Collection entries
**********
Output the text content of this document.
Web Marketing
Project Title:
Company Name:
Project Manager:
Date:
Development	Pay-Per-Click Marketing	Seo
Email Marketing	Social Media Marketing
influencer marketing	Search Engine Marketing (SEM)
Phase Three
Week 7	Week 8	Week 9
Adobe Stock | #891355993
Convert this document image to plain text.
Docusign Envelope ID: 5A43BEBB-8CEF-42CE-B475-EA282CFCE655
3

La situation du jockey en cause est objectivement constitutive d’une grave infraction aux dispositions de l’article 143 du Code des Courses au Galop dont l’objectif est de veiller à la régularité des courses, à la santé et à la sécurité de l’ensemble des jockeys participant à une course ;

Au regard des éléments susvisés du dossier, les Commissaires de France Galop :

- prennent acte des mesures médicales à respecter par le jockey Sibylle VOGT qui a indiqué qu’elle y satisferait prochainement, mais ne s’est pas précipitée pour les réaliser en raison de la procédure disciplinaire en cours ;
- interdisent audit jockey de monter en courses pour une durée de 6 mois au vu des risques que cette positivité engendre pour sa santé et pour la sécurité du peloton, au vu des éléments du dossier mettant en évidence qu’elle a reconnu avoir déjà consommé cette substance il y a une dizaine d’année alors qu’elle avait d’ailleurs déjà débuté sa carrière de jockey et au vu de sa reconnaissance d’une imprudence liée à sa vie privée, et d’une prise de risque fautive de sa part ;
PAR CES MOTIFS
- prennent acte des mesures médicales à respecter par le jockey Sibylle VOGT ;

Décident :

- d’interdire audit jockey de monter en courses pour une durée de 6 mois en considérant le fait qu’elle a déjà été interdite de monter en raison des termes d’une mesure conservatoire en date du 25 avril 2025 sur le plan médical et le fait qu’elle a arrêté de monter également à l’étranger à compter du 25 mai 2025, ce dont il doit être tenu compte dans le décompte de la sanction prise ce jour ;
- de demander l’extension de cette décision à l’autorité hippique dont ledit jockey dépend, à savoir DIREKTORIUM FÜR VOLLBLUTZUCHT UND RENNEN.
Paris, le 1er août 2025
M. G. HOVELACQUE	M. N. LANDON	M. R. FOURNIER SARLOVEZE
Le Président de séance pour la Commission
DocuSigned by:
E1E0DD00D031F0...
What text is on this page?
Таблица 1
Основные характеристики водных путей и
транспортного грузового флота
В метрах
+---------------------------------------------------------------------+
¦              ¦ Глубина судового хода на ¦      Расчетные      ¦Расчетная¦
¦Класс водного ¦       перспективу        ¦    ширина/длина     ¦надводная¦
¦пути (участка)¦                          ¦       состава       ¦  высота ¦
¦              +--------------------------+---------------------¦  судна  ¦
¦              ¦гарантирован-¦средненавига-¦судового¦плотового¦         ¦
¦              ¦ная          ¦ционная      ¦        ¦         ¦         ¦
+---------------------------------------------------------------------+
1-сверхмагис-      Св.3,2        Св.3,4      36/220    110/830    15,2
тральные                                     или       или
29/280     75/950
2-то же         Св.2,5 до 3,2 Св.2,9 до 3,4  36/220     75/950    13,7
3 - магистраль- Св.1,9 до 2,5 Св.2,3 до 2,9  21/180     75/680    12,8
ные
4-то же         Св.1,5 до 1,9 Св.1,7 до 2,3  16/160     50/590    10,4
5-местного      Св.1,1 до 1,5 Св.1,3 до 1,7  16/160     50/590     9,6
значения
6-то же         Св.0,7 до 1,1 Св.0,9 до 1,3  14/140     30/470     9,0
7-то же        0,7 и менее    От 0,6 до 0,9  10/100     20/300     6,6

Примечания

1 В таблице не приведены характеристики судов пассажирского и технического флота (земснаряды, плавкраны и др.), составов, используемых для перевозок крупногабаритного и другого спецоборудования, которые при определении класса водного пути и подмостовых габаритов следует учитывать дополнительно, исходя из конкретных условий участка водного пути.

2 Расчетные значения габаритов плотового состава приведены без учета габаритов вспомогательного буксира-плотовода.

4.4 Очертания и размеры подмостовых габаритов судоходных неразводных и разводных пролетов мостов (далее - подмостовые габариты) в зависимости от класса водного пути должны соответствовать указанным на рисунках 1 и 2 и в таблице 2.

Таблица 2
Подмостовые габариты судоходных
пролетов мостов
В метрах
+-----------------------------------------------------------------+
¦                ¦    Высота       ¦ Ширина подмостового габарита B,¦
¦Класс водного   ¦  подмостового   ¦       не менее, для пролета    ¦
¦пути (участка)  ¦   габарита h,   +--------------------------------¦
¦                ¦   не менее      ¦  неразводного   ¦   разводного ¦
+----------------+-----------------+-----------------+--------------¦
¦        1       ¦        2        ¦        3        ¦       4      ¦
**********
GIVEN PROBLEM:
Write out every line of the entries that holds the word "Galop".

ANSWER TO THIS TASK:
La situation du jockey en cause est objectivement constitutive d’une grave infraction aux dispositions de l’article 143 du Code des Courses au Galop dont l’objectif est de veiller à la régularité des courses, à la santé et à la sécurité de l’ensemble des jockeys participant à une course ;
Au regard des éléments susvisés du dossier, les Commissaires de France Galop :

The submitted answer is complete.